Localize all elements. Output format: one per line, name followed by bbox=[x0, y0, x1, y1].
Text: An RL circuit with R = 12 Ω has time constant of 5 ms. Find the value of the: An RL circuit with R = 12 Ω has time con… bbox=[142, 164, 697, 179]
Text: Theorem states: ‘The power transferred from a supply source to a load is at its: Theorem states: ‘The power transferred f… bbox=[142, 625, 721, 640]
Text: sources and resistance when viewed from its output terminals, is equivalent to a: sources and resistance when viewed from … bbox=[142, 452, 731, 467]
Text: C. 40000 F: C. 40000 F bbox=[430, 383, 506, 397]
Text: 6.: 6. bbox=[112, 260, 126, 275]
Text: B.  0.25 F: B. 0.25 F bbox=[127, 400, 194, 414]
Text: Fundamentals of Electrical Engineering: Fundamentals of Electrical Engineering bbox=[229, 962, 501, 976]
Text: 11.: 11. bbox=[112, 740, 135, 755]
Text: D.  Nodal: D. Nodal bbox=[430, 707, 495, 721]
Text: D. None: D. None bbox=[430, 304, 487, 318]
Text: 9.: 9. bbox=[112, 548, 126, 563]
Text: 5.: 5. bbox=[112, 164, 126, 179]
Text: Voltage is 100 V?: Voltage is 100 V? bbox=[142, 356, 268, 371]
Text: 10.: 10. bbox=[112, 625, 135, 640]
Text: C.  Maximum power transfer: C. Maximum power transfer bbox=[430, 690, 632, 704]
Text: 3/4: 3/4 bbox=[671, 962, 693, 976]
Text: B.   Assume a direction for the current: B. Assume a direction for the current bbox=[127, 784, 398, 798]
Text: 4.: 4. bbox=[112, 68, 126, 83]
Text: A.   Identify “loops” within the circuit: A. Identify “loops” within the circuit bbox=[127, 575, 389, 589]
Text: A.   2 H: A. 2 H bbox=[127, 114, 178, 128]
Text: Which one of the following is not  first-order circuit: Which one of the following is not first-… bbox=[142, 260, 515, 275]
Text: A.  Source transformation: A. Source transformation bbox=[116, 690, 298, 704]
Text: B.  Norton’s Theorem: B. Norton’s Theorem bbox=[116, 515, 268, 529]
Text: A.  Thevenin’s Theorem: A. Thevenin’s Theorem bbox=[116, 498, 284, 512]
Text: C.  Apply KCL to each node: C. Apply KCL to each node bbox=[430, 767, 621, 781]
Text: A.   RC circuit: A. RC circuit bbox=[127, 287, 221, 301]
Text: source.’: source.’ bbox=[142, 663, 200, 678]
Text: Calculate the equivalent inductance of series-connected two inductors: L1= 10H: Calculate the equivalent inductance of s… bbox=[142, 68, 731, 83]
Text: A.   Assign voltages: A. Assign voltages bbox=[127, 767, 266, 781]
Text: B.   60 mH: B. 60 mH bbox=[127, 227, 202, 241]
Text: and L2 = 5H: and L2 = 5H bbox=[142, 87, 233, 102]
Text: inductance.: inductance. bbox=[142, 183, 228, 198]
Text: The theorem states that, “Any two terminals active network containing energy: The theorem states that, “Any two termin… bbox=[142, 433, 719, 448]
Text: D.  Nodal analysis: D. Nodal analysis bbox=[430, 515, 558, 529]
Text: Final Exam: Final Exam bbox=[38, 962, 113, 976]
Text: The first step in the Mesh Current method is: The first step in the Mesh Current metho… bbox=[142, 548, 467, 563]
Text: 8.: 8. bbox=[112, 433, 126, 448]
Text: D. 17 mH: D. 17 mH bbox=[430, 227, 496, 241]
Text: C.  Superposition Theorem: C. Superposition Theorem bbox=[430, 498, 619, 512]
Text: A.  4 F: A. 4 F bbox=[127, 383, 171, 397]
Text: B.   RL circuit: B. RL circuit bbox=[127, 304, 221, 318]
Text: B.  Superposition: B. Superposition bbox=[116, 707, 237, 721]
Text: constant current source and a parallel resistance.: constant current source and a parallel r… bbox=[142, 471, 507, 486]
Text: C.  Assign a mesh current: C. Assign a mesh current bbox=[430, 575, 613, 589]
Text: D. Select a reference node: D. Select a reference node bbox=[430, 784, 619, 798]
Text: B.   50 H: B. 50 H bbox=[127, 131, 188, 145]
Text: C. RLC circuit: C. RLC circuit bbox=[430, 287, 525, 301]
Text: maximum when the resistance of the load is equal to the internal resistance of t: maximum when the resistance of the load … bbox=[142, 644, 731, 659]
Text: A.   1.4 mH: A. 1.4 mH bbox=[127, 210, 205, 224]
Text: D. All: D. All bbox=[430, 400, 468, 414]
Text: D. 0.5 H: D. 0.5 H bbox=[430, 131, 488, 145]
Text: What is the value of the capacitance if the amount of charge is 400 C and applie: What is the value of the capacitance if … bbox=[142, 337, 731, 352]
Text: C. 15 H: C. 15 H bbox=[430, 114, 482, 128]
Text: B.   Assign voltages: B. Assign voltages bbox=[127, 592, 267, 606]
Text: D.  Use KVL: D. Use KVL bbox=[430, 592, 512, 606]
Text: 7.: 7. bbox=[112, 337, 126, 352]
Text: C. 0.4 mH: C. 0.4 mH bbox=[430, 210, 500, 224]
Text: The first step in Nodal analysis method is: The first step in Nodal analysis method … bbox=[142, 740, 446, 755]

==========

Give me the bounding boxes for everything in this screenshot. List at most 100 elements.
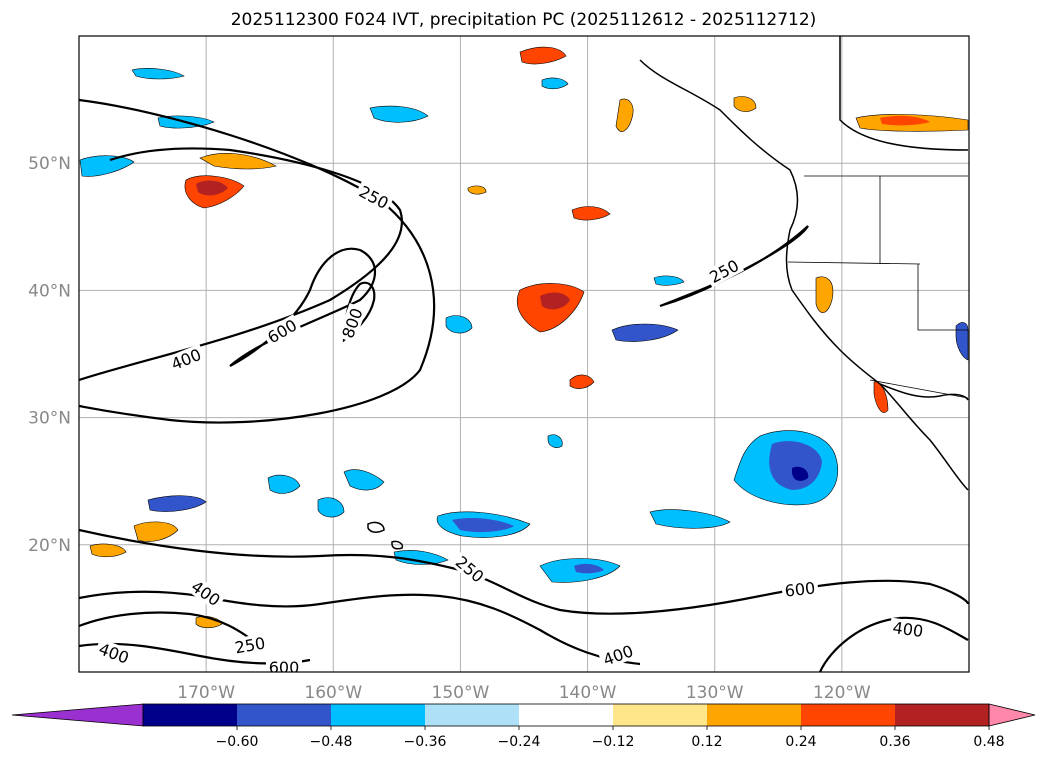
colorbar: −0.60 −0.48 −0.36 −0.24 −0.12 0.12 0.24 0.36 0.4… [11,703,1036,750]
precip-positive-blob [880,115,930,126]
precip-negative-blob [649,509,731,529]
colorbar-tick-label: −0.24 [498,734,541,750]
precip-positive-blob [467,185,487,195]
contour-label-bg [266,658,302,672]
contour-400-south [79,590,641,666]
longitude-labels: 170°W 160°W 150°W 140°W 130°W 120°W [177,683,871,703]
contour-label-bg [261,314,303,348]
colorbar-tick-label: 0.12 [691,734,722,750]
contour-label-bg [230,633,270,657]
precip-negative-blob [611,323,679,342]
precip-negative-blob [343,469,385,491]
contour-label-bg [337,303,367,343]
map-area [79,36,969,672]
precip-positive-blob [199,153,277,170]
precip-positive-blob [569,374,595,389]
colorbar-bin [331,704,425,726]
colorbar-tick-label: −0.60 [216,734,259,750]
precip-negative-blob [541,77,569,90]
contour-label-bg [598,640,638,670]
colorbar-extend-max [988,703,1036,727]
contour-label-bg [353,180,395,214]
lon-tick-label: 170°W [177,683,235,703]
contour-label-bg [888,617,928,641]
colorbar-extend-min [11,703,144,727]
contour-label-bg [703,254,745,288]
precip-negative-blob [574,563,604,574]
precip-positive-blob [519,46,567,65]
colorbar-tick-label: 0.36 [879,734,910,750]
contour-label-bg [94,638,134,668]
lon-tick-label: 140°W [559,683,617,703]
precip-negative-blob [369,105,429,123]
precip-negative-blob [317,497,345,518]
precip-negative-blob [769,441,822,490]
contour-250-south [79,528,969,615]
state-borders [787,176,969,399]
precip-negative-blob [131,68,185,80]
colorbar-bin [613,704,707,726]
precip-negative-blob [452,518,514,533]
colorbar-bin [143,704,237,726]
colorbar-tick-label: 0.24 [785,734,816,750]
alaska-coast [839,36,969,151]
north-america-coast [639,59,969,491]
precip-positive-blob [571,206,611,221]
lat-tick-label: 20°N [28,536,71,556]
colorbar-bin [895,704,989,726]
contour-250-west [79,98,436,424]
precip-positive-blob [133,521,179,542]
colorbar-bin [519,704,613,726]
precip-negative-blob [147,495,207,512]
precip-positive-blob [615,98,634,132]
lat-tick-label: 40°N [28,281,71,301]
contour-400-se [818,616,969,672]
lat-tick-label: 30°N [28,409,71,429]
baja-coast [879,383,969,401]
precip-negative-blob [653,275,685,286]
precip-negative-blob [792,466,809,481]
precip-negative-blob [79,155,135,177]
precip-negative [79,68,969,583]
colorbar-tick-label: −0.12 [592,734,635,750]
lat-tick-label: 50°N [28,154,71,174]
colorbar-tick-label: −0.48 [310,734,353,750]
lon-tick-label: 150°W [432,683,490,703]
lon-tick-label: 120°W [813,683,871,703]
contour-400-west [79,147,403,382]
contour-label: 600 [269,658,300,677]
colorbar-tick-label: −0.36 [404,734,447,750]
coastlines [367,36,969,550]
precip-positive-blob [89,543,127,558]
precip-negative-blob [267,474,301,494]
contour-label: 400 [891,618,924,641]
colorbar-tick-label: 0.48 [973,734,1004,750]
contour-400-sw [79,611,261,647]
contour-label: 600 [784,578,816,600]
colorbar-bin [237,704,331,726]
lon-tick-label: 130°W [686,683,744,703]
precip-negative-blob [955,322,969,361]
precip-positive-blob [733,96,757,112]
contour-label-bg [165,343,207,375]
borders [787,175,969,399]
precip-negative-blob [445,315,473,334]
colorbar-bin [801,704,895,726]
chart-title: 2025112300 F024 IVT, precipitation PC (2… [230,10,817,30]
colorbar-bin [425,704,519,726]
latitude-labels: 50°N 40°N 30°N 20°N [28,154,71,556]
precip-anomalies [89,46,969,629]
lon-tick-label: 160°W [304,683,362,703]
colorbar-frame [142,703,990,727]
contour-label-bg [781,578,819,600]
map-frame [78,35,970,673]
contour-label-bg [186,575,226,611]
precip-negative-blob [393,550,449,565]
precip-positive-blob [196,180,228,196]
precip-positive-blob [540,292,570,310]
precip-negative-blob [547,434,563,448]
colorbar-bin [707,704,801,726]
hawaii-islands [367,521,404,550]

==========

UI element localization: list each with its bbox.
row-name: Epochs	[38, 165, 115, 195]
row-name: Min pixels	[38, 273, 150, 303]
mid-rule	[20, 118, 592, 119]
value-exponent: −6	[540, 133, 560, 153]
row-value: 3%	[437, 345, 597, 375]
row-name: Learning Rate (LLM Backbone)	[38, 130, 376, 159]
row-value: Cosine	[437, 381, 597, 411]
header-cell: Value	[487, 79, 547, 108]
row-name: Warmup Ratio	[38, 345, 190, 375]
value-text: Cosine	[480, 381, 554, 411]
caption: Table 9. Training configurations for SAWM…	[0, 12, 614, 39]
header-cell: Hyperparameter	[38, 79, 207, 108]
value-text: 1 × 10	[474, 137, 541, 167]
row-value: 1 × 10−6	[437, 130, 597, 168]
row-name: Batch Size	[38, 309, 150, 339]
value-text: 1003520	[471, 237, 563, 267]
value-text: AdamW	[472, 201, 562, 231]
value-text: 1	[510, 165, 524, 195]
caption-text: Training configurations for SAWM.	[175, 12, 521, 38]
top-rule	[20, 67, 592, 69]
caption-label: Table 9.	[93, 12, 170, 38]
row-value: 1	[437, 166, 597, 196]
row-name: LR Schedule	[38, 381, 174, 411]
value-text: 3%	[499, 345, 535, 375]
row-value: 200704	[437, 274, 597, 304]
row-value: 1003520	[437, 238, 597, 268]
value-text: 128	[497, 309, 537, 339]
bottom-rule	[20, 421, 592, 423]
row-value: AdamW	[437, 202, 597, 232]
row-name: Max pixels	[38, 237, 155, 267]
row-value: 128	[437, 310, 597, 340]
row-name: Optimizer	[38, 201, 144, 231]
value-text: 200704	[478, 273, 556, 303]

==========

### Challenge
Copy out, unchanged, the stretch of lines from the one containing "Localize all elements." through the one containing "Text: Theorem states: ‘The".

### Exercise output
Localize all elements. Output format: one per line, name followed by bbox=[x0, y0, x1, y1].
Text: An RL circuit with R = 12 Ω has time constant of 5 ms. Find the value of the: An RL circuit with R = 12 Ω has time con… bbox=[142, 164, 697, 179]
Text: Theorem states: ‘The power transferred from a supply source to a load is at its: Theorem states: ‘The power transferred f… bbox=[142, 625, 721, 640]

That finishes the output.